▶ Given problem:
Omit all pictures. Copy the rest of the material exactly.

Saved data entries:
---------------

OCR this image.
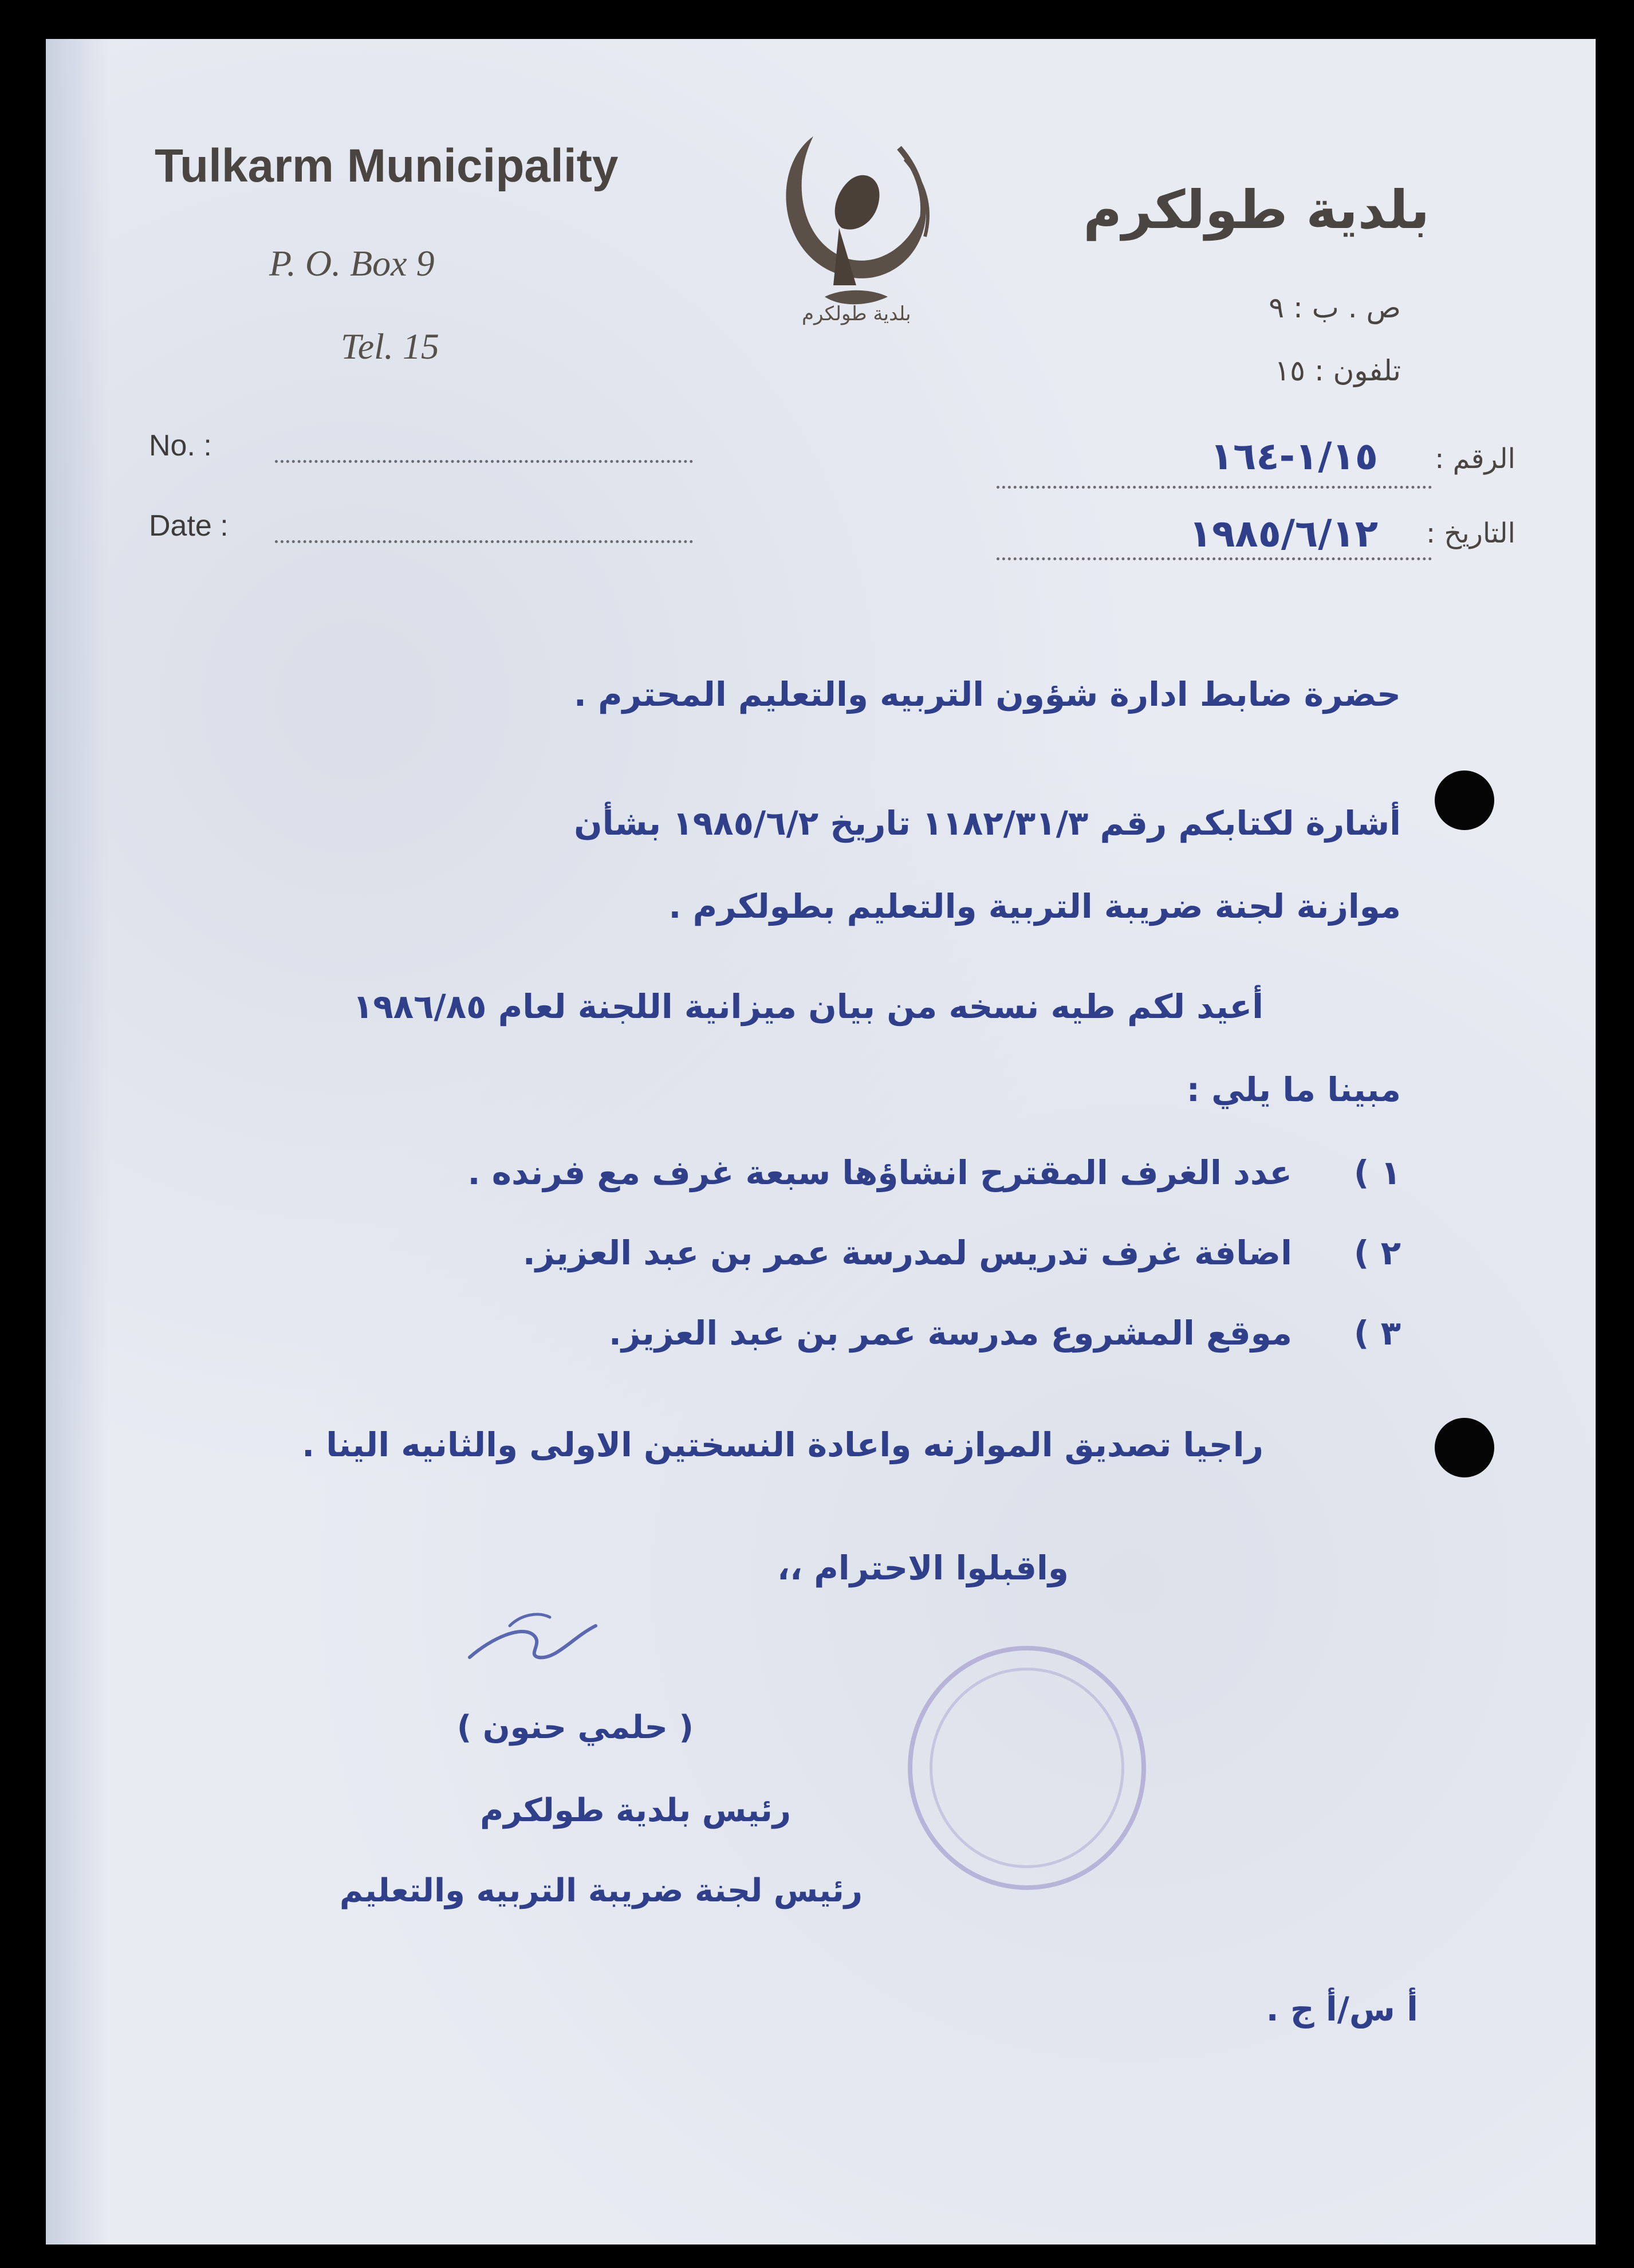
Tulkarm Municipality
P. O. Box 9
Tel. 15
بلدية طولكرم
بلدية طولكرم
ص . ب : ٩
تلفون : ١٥
No. :
Date :
الرقم :
١/١٥-١٦٤
التاريخ :
١٩٨٥/٦/١٢
حضرة ضابط ادارة شؤون التربيه والتعليم المحترم .
أشارة لكتابكم رقم ١١٨٢/٣١/٣ تاريخ ١٩٨٥/٦/٢ بشأن
موازنة لجنة ضريبة التربية والتعليم بطولكرم .
أعيد لكم طيه نسخه من بيان ميزانية اللجنة لعام ١٩٨٦/٨٥
مبينا ما يلي :
١ )
عدد الغرف المقترح انشاؤها سبعة غرف مع فرنده .
٢ )
اضافة غرف تدريس لمدرسة عمر بن عبد العزيز.
٣ )
موقع المشروع مدرسة عمر بن عبد العزيز.
راجيا تصديق الموازنه واعادة النسختين الاولى والثانيه الينا .
واقبلوا الاحترام ،،
( حلمي حنون )
رئيس بلدية طولكرم
رئيس لجنة ضريبة التربيه والتعليم
أ س/أ ج .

---------------

▶ Task output:
OCR this image.
Tulkarm Municipality
P. O. Box 9
Tel. 15
بلدية طولكرم
بلدية طولكرم
ص . ب : ٩
تلفون : ١٥
No. :
Date :
الرقم :
١/١٥-١٦٤
التاريخ :
١٩٨٥/٦/١٢
حضرة ضابط ادارة شؤون التربيه والتعليم المحترم .
أشارة لكتابكم رقم ١١٨٢/٣١/٣ تاريخ ١٩٨٥/٦/٢ بشأن
موازنة لجنة ضريبة التربية والتعليم بطولكرم .
أعيد لكم طيه نسخه من بيان ميزانية اللجنة لعام ١٩٨٦/٨٥
مبينا ما يلي :
١ )
عدد الغرف المقترح انشاؤها سبعة غرف مع فرنده .
٢ )
اضافة غرف تدريس لمدرسة عمر بن عبد العزيز.
٣ )
موقع المشروع مدرسة عمر بن عبد العزيز.
راجيا تصديق الموازنه واعادة النسختين الاولى والثانيه الينا .
واقبلوا الاحترام ،،
( حلمي حنون )
رئيس بلدية طولكرم
رئيس لجنة ضريبة التربيه والتعليم
أ س/أ ج .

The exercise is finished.